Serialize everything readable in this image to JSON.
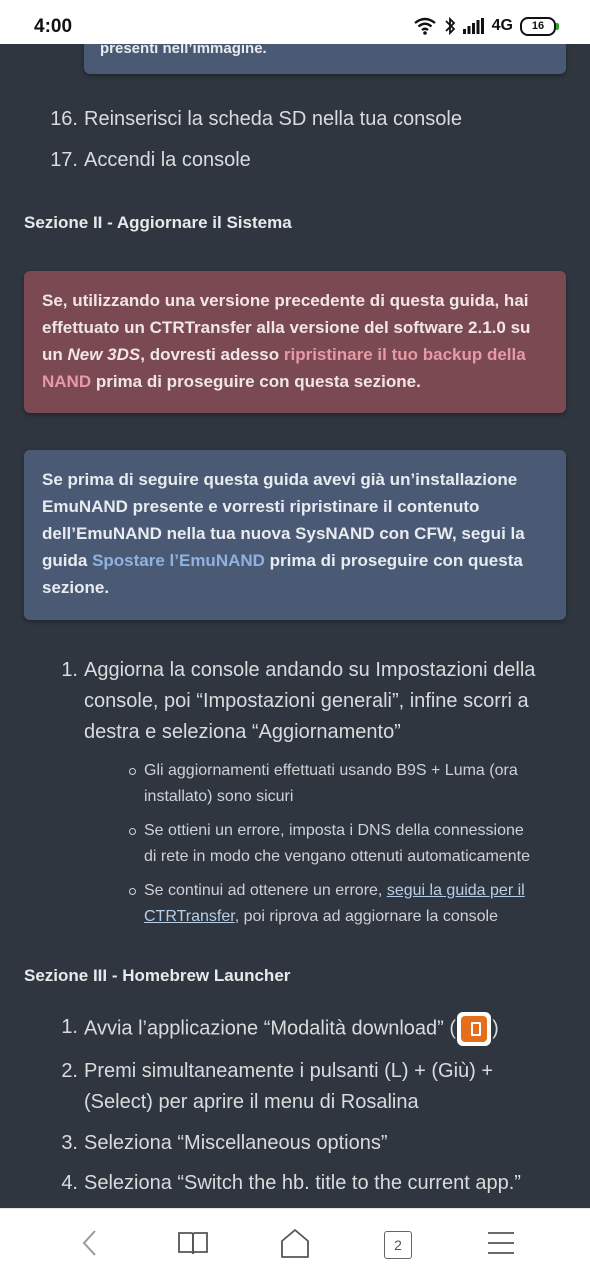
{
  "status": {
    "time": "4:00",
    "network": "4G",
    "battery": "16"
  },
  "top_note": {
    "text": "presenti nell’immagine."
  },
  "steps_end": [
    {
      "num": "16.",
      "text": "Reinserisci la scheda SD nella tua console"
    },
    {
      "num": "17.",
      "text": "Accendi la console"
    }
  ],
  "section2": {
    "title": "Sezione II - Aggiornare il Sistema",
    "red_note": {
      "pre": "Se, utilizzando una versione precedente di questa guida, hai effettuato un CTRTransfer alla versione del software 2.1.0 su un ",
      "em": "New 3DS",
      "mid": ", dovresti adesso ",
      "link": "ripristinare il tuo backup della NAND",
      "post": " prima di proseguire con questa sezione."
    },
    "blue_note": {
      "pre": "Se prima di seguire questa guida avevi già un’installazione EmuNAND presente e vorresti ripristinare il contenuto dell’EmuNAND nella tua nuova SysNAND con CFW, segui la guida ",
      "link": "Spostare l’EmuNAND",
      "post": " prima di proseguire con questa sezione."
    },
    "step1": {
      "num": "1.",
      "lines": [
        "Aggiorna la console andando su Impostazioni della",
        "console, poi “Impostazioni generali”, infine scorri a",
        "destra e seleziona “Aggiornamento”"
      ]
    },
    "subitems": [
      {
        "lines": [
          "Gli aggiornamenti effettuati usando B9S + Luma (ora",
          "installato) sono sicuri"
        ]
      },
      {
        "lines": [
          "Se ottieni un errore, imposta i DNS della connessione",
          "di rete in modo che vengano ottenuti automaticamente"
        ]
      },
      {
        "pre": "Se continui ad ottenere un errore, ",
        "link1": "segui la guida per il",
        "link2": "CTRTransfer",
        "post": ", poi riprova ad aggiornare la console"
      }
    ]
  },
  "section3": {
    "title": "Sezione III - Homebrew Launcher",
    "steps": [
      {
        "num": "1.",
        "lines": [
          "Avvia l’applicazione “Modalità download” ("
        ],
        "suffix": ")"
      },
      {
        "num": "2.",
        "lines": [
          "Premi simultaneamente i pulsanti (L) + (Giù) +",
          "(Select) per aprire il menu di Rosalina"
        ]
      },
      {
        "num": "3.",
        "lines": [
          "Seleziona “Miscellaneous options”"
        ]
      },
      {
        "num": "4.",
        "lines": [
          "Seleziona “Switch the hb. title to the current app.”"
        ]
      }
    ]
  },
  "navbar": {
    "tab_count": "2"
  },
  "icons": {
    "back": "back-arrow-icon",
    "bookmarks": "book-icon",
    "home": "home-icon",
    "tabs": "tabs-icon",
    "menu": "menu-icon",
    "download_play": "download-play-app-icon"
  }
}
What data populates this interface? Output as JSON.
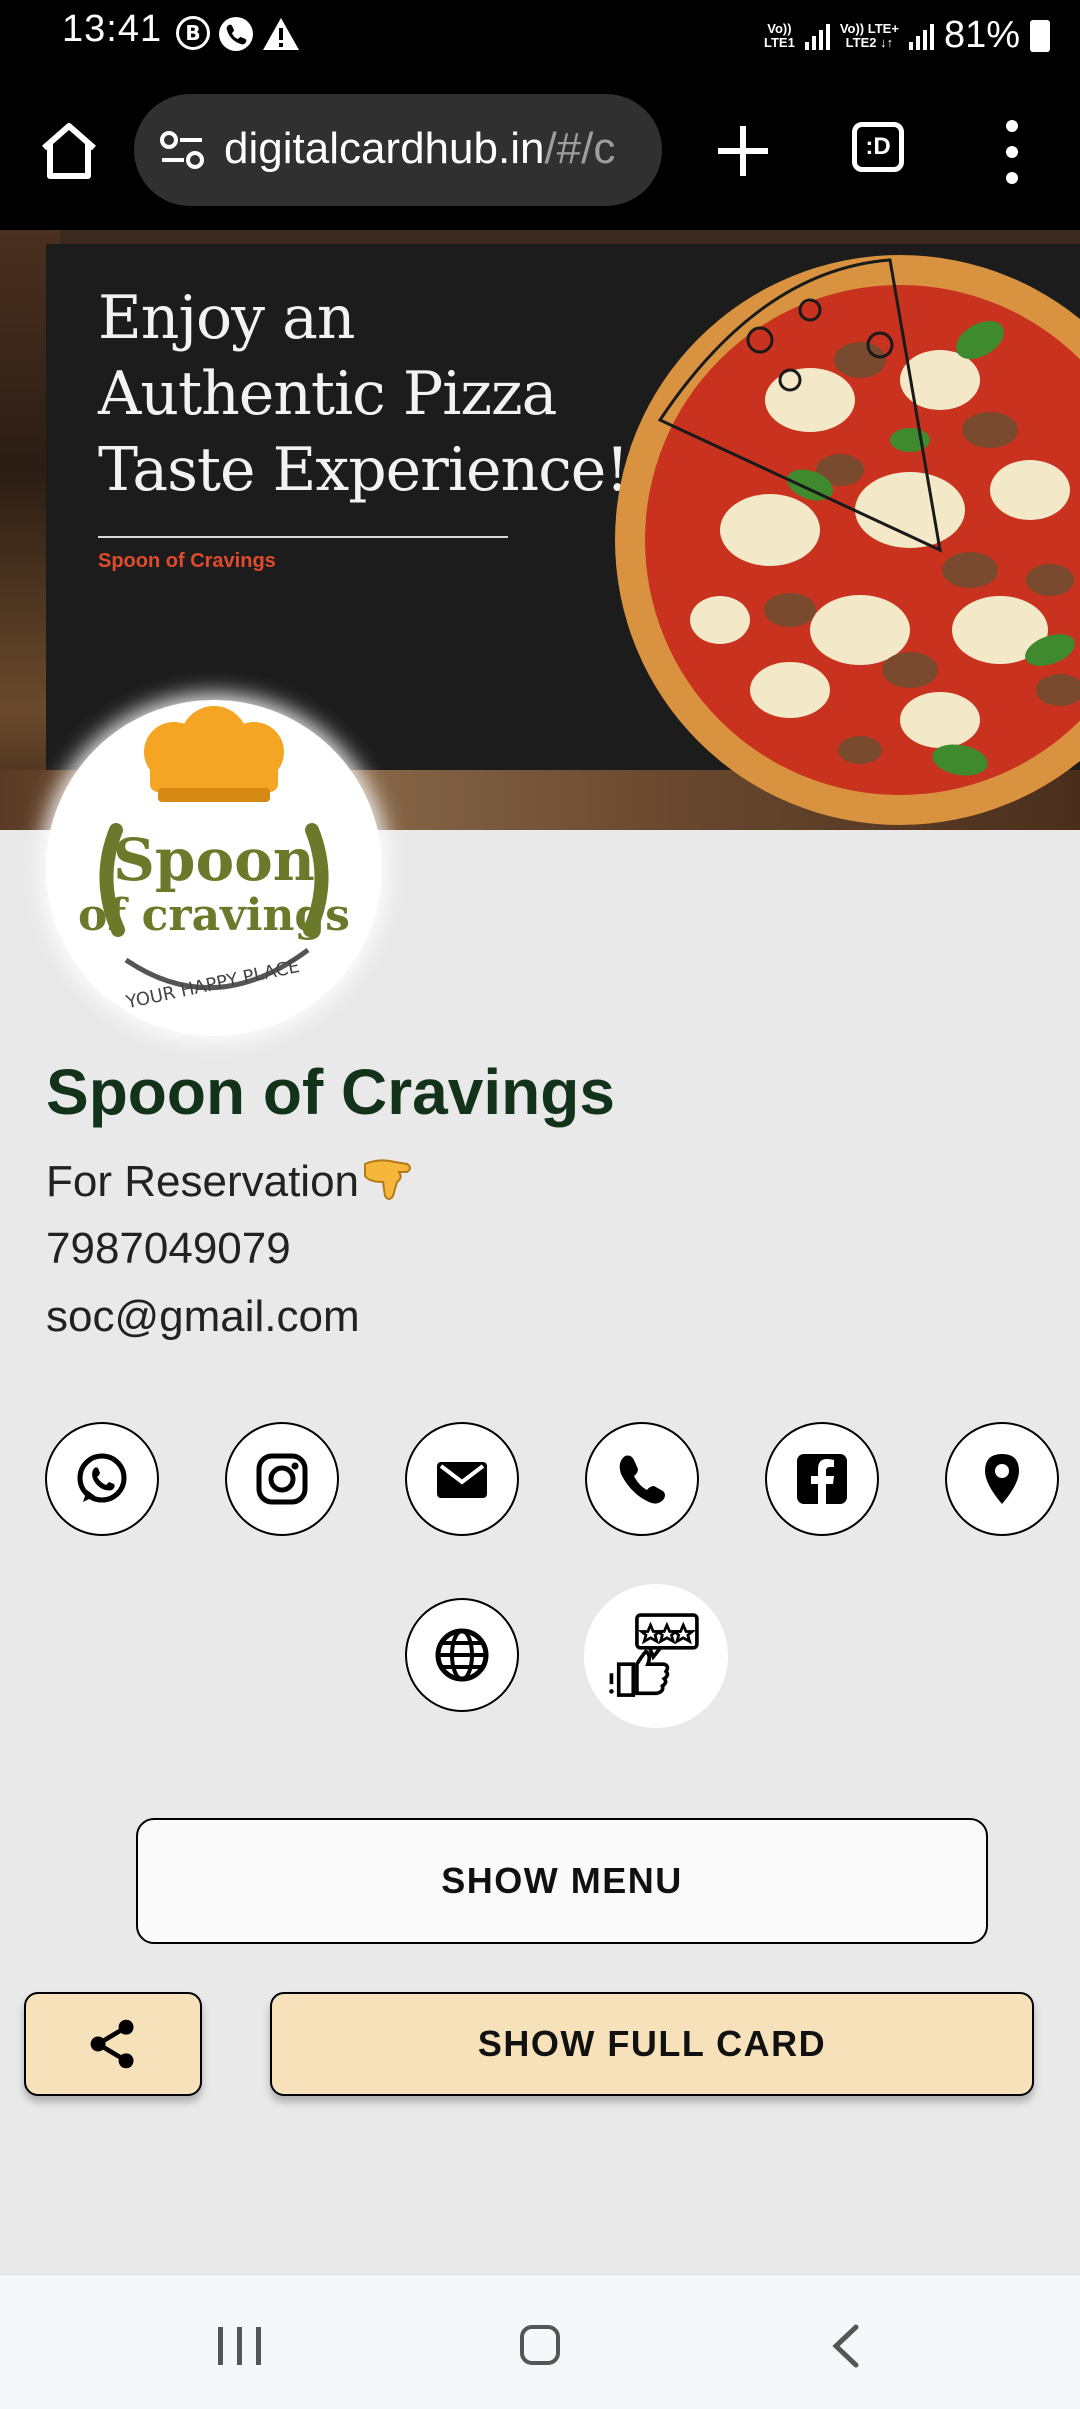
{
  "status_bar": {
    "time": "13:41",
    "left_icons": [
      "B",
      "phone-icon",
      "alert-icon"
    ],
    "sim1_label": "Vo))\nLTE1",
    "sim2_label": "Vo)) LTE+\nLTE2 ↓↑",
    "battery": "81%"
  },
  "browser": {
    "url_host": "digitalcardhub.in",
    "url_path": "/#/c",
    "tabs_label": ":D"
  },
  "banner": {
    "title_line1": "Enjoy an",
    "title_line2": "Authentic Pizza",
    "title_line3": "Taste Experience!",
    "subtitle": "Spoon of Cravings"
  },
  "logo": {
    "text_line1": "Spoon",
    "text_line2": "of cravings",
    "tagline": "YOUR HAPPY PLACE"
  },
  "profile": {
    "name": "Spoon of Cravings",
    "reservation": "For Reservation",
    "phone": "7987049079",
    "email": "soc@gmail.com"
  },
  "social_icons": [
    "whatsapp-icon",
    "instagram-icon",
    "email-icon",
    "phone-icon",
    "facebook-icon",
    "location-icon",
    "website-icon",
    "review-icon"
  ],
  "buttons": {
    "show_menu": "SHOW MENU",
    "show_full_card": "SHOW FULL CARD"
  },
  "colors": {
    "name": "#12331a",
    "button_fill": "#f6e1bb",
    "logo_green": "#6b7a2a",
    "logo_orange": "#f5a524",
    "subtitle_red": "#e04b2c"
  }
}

WHAT THE TASK REQUIRES:
Return every line in the listing that contains the word "JSON".

SOLUTION FOR THIS PROBLEM:
Serialize everything readable in this image to JSON.
What data populates this interface? Output as JSON.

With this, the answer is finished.